SET TASK. Rewrite every line of the listing below as a numbered list, omitting blank lines and leaving the pictures out of your answer.

EXERCISE INPUT.
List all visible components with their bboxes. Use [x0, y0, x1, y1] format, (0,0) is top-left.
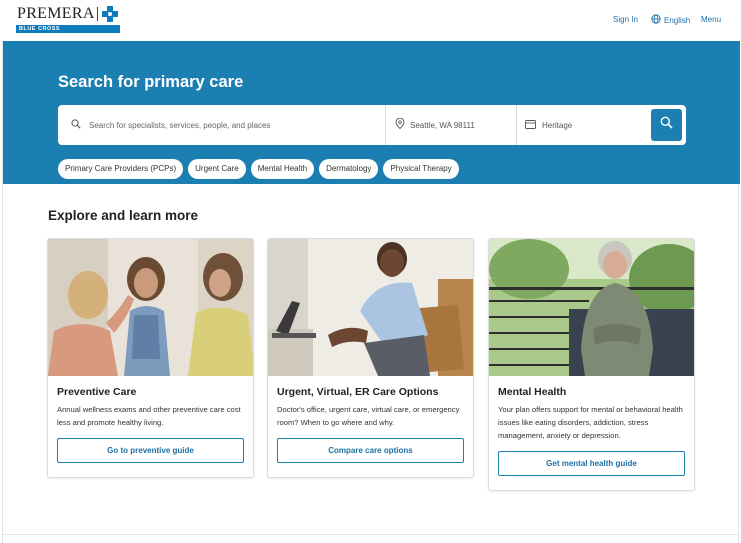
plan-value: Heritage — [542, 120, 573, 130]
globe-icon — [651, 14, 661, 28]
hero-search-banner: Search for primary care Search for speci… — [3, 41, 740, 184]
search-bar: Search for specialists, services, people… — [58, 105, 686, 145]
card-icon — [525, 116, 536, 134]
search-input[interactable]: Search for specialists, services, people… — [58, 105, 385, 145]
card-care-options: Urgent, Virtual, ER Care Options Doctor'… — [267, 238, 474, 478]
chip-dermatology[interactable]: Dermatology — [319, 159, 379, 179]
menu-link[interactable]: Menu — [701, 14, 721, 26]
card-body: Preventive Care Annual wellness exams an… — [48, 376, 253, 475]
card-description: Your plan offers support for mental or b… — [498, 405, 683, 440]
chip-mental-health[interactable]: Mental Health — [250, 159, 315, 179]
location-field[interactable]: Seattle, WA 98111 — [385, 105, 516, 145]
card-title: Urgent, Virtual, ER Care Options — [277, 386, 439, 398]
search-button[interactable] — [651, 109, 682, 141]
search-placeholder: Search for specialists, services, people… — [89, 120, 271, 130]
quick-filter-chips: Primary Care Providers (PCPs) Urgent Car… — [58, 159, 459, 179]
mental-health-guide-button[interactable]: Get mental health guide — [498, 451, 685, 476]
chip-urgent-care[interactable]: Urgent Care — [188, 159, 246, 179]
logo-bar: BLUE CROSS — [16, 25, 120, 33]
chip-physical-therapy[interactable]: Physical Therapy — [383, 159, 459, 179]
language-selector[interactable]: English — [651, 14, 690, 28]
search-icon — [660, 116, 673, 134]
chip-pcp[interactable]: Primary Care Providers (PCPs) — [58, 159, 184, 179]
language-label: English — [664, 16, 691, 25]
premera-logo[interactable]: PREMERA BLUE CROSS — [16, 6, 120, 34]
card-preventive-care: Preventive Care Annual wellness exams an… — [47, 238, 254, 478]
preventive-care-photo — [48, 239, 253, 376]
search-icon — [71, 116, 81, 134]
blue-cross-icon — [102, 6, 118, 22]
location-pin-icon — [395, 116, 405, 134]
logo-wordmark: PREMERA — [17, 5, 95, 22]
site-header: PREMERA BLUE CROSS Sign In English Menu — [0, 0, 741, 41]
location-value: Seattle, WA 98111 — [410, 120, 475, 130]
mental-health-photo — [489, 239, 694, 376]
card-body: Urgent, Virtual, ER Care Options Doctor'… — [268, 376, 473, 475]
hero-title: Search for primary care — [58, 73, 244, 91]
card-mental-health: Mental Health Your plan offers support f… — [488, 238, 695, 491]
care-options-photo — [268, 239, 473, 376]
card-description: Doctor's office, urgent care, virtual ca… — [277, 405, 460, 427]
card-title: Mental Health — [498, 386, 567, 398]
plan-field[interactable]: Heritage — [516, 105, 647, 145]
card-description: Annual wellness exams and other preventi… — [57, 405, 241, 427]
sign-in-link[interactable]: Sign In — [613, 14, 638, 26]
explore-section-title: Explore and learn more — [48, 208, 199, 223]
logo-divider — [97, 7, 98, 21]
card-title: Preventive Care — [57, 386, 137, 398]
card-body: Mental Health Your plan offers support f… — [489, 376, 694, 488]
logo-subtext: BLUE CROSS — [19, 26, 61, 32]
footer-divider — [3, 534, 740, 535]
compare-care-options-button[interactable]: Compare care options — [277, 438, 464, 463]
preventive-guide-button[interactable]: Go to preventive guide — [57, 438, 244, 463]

TASK RESPONSE.
1. List all visible components with their bboxes. Use [x0, y0, x1, y1] format, (0,0) is top-left.
2. plan-value: Heritage — [542, 120, 573, 130]
3. globe-icon — [651, 14, 661, 28]
4. hero-search-banner: Search for primary care Search for speci… — [3, 41, 740, 184]
5. search-bar: Search for specialists, services, people… — [58, 105, 686, 145]
6. card-icon — [525, 116, 536, 134]
7. search-input[interactable]: Search for specialists, services, people… — [58, 105, 385, 145]
8. card-care-options: Urgent, Virtual, ER Care Options Doctor'… — [267, 238, 474, 478]
9. chip-dermatology[interactable]: Dermatology — [319, 159, 379, 179]
10. menu-link[interactable]: Menu — [701, 14, 721, 26]
11. card-body: Preventive Care Annual wellness exams an… — [48, 376, 253, 475]
12. card-description: Your plan offers support for mental or b… — [498, 405, 683, 440]
13. chip-mental-health[interactable]: Mental Health — [250, 159, 315, 179]
14. location-field[interactable]: Seattle, WA 98111 — [385, 105, 516, 145]
15. card-title: Urgent, Virtual, ER Care Options — [277, 386, 439, 398]
16. search-button[interactable] — [651, 109, 682, 141]
17. search-placeholder: Search for specialists, services, people… — [89, 120, 271, 130]
18. quick-filter-chips: Primary Care Providers (PCPs) Urgent Car… — [58, 159, 459, 179]
19. mental-health-guide-button[interactable]: Get mental health guide — [498, 451, 685, 476]
20. chip-urgent-care[interactable]: Urgent Care — [188, 159, 246, 179]
21. logo-bar: BLUE CROSS — [16, 25, 120, 33]
22. chip-physical-therapy[interactable]: Physical Therapy — [383, 159, 459, 179]
23. language-selector[interactable]: English — [651, 14, 690, 28]
24. search-icon — [660, 116, 673, 134]
25. chip-pcp[interactable]: Primary Care Providers (PCPs) — [58, 159, 184, 179]
26. language-label: English — [664, 16, 691, 25]
27. premera-logo[interactable]: PREMERA BLUE CROSS — [16, 6, 120, 34]
28. card-preventive-care: Preventive Care Annual wellness exams an… — [47, 238, 254, 478]
29. preventive-care-photo — [48, 239, 253, 376]
30. search-icon — [71, 116, 81, 134]
31. blue-cross-icon — [102, 6, 118, 22]
32. location-pin-icon — [395, 116, 405, 134]
33. logo-wordmark: PREMERA — [17, 5, 95, 22]
34. site-header: PREMERA BLUE CROSS Sign In English Menu — [0, 0, 741, 41]
35. location-value: Seattle, WA 98111 — [410, 120, 475, 130]
36. mental-health-photo — [489, 239, 694, 376]
37. card-body: Urgent, Virtual, ER Care Options Doctor'… — [268, 376, 473, 475]
38. hero-title: Search for primary care — [58, 73, 244, 91]
39. card-mental-health: Mental Health Your plan offers support f… — [488, 238, 695, 491]
40. care-options-photo — [268, 239, 473, 376]
41. card-description: Doctor's office, urgent care, virtual ca… — [277, 405, 460, 427]
42. card-title: Mental Health — [498, 386, 567, 398]
43. plan-field[interactable]: Heritage — [516, 105, 647, 145]
44. card-description: Annual wellness exams and other preventi… — [57, 405, 241, 427]
45. sign-in-link[interactable]: Sign In — [613, 14, 638, 26]
46. explore-section-title: Explore and learn more — [48, 208, 199, 223]
47. logo-divider — [97, 7, 98, 21]
48. card-title: Preventive Care — [57, 386, 137, 398]
49. card-body: Mental Health Your plan offers support f… — [489, 376, 694, 488]
50. logo-subtext: BLUE CROSS — [19, 26, 61, 32]
51. footer-divider — [3, 534, 740, 535]
52. compare-care-options-button[interactable]: Compare care options — [277, 438, 464, 463]
53. preventive-guide-button[interactable]: Go to preventive guide — [57, 438, 244, 463]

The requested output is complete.